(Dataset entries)

..........

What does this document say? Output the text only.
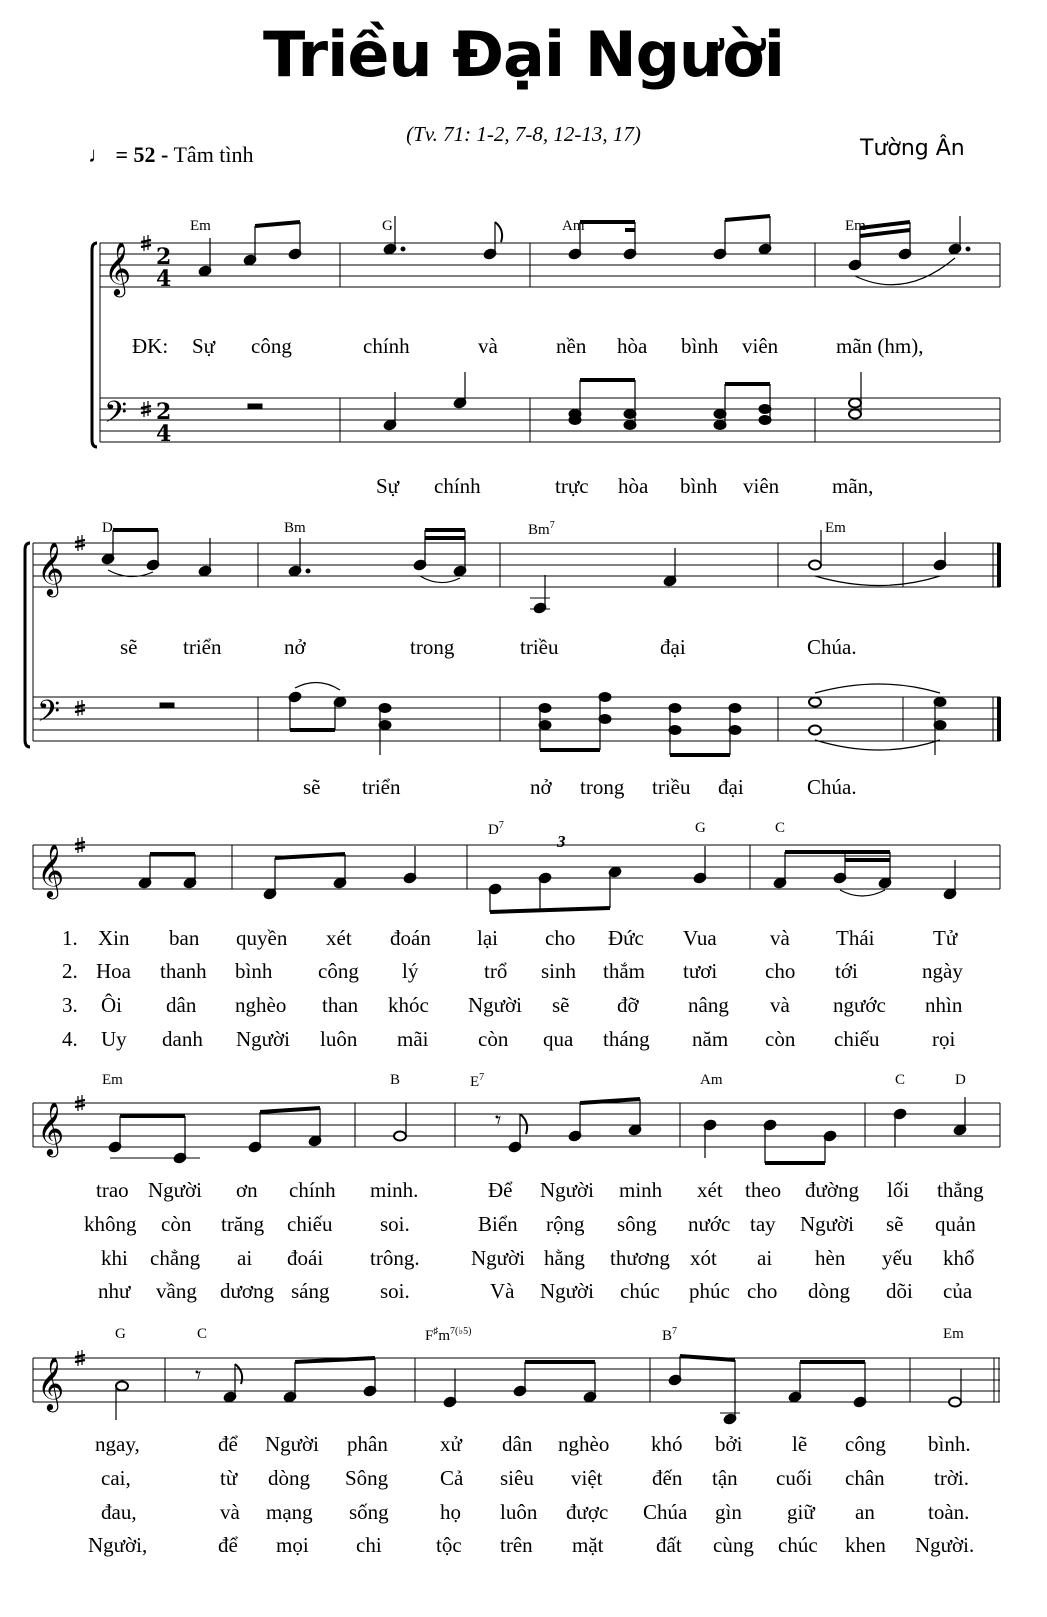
Triều Đại Người
(Tv. 71: 1-2, 7-8, 12-13, 17)
Tường Ân
♩ = 52 - Tâm tình
𝄞
𝄢
2
4
2
4
𝄞
𝄢
𝄞
𝄞	𝄾
𝄞	𝄾
Em	G	Am	Em
D	Bm	Bm$^7$	Em
$D^7$	G	C
3
Em	B	$E^7$	Am	C	D
G	C	$F^♯m^{7(♭5)}$	$B^7$	Em
ĐK: Sự công	chính	và	nền hòa bình viên	mãn (hm),
Sự chính	trực hòa bình viên	mãn,
sẽ triển	nở	trong	triều	đại	Chúa.
sẽ triển	nở trong triều đại	Chúa.
1. Xin ban quyền xét đoán lại cho Đức Vua	và Thái	Tử
2. Hoa thanh bình công lý	trổ sinh thắm tươi cho tới	ngày
3. Ôi dân nghèo than khóc Người sẽ đỡ nâng và ngước nhìn
4. Uy danh Người luôn mãi còn qua tháng năm còn chiếu	rọi
trao Người ơn chính minh.	Để Người minh xét theo đường lối thẳng
không còn trăng chiếu soi.	Biển rộng sông nước tay Người sẽ quản
khi chẳng ai đoái trông. Người hằng thương xót ai hèn yếu khổ
như vầng dương sáng soi.	Và Người chúc phúc cho dòng dõi của
ngay,	để Người phân xử dân nghèo khó bởi lẽ công bình.
cai,	từ dòng Sông Cả siêu việt đến tận cuối chân trời.
đau,	và mạng sống họ luôn được Chúa gìn giữ an	toàn.
Người,	để mọi chi	tộc trên mặt	đất cùng chúc khen Người.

..........

-- Stated exercise --
Of the lines above, copy each that contains "bình".

-- Written answer --
ĐK: Sự công	chính	và	nền hòa bình viên	mãn (hm),
Sự chính	trực hòa bình viên	mãn,
2. Hoa thanh bình công lý	trổ sinh thắm tươi cho tới	ngày
ngay,	để Người phân xử dân nghèo khó bởi lẽ công bình.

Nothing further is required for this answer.